(Dataset listings of figures)

********

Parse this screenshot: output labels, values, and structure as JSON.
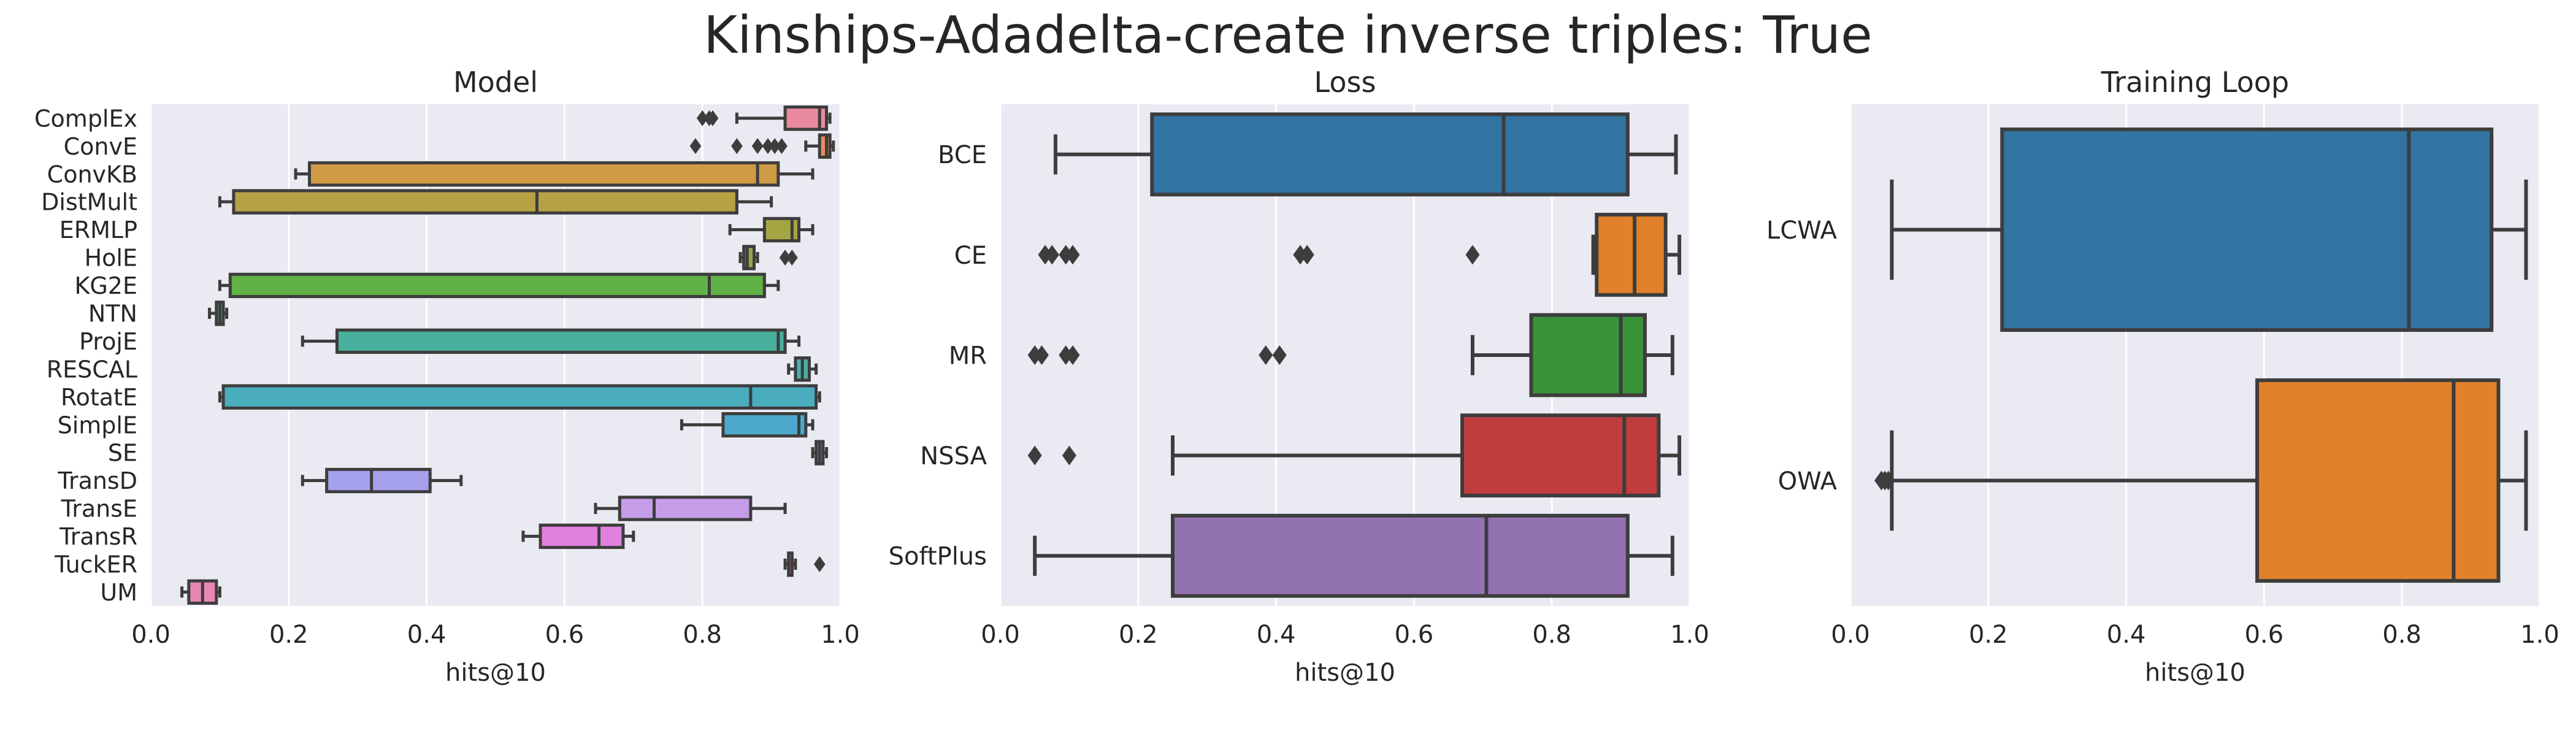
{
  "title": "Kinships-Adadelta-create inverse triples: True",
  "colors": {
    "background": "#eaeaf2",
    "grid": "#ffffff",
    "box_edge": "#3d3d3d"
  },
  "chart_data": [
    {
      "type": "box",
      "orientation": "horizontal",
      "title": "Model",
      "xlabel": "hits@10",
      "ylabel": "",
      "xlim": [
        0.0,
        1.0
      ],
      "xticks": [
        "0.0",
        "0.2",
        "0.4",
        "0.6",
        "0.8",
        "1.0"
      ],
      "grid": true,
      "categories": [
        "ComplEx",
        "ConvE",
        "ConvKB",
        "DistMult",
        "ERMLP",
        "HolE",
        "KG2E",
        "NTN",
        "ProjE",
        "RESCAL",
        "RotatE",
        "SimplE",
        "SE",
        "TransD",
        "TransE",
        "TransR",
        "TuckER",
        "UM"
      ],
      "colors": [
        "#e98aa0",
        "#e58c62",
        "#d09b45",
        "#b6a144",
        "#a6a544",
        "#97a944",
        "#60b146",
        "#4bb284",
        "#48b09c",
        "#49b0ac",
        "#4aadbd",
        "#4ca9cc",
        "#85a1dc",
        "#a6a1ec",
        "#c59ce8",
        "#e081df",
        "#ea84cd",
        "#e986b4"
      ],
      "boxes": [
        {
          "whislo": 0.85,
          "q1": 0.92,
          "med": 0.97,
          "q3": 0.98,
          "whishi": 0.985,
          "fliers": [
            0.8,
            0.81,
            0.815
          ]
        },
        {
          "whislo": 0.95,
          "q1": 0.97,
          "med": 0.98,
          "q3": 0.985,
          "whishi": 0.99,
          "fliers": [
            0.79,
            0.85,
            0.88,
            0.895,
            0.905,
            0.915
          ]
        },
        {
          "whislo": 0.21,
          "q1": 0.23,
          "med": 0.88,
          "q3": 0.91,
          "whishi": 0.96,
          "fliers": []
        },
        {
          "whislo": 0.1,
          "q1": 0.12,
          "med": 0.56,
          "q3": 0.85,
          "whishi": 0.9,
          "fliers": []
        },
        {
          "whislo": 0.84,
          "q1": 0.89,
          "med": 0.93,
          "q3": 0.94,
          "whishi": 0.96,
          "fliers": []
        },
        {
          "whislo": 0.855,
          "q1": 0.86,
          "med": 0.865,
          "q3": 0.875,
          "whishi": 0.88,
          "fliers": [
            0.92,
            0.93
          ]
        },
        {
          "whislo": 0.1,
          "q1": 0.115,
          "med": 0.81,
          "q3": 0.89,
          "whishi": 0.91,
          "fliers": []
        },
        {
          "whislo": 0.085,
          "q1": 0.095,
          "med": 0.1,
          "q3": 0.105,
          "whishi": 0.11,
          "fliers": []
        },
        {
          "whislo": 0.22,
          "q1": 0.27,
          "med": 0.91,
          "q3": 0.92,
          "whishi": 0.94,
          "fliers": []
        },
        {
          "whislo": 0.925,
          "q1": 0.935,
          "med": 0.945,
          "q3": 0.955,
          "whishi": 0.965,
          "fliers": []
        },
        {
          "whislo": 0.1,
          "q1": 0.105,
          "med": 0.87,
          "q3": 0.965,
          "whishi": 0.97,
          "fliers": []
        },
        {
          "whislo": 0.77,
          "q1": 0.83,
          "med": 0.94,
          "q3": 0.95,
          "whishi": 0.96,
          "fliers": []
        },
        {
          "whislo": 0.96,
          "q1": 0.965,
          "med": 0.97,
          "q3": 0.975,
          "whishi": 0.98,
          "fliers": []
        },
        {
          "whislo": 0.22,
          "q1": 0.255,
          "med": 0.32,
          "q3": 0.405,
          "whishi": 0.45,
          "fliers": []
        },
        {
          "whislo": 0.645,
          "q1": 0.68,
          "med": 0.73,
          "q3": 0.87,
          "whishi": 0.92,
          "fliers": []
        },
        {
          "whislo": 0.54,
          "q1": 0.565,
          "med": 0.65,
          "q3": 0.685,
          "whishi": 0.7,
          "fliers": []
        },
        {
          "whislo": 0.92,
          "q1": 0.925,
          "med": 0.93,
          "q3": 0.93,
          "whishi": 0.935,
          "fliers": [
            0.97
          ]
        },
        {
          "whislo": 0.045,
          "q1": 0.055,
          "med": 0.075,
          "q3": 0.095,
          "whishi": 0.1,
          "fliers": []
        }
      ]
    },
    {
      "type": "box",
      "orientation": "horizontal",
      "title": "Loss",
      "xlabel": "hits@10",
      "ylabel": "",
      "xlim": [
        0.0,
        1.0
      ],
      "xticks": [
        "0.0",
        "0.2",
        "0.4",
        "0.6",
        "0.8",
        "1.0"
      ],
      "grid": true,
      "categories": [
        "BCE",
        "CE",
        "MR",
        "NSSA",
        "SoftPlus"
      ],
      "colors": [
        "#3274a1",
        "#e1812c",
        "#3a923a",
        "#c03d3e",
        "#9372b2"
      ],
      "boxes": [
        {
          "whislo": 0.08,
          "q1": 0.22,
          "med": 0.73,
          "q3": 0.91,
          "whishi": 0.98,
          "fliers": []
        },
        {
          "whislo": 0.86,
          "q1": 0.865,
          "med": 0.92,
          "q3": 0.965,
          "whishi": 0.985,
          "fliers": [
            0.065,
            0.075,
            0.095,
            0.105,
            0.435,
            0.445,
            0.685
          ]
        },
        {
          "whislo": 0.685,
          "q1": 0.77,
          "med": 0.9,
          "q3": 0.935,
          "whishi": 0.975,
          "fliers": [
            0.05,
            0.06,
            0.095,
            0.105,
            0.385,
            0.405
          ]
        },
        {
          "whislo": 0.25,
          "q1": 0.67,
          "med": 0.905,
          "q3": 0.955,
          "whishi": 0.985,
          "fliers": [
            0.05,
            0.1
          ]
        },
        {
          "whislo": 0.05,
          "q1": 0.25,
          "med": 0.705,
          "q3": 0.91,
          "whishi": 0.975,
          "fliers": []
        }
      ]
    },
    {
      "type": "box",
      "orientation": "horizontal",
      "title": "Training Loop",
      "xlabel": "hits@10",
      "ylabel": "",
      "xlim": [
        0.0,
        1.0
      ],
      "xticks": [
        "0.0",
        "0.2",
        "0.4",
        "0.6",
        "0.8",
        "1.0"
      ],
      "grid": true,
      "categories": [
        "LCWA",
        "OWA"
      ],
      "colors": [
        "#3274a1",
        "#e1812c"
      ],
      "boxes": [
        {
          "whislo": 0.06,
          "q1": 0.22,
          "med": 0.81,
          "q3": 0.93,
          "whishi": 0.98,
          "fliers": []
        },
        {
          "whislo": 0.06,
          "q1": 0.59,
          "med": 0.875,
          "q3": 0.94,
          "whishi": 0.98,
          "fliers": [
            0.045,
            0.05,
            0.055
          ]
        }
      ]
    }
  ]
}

********

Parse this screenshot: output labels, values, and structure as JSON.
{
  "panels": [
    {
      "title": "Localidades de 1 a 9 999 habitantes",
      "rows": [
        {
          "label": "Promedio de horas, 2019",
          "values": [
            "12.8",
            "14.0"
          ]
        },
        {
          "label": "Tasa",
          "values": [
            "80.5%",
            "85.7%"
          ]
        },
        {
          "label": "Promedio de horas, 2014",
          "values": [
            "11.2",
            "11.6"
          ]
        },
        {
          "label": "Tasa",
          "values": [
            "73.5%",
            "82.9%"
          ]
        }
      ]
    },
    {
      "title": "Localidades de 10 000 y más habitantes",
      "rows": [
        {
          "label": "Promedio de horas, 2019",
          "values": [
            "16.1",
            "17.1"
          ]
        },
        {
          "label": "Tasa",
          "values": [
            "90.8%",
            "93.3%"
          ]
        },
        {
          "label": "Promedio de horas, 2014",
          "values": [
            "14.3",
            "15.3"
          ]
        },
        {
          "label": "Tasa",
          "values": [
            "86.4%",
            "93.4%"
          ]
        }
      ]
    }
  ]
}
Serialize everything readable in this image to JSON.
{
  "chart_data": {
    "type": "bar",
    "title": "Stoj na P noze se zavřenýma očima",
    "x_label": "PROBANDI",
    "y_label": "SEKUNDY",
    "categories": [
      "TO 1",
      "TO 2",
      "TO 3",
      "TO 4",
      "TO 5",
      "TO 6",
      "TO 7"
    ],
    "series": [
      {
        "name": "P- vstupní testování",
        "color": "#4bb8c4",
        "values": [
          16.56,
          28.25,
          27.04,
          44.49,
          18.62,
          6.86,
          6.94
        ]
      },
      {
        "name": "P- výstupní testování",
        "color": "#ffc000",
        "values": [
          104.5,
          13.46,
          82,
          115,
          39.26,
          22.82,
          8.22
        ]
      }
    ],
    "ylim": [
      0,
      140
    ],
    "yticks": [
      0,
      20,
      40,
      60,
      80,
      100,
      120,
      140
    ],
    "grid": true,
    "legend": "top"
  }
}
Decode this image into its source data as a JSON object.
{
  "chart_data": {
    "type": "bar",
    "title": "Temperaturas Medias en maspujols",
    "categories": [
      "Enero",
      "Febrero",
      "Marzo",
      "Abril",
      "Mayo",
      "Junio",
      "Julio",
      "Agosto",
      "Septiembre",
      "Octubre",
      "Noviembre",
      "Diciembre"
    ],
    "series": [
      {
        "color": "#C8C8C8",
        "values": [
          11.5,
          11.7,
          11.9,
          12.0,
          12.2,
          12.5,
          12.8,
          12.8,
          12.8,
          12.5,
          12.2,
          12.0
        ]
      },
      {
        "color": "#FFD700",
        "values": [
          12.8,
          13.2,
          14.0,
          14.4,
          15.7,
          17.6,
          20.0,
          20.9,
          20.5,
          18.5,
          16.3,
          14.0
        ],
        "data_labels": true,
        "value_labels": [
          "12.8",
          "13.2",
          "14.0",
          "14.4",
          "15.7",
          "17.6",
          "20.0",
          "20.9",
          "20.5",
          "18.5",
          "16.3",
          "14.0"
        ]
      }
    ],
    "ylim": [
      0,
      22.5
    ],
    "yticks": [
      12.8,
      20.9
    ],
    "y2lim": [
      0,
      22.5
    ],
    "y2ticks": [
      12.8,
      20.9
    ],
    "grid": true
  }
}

********

> **Aim of the task**: Pull out every line in the material above where "JSON" occurs.

> **Task response**:
Parse this screenshot: output labels, values, and structure as JSON.
Parse this screenshot: output labels, values, and structure as JSON.
Serialize everything readable in this image to JSON.
Decode this image into its source data as a JSON object.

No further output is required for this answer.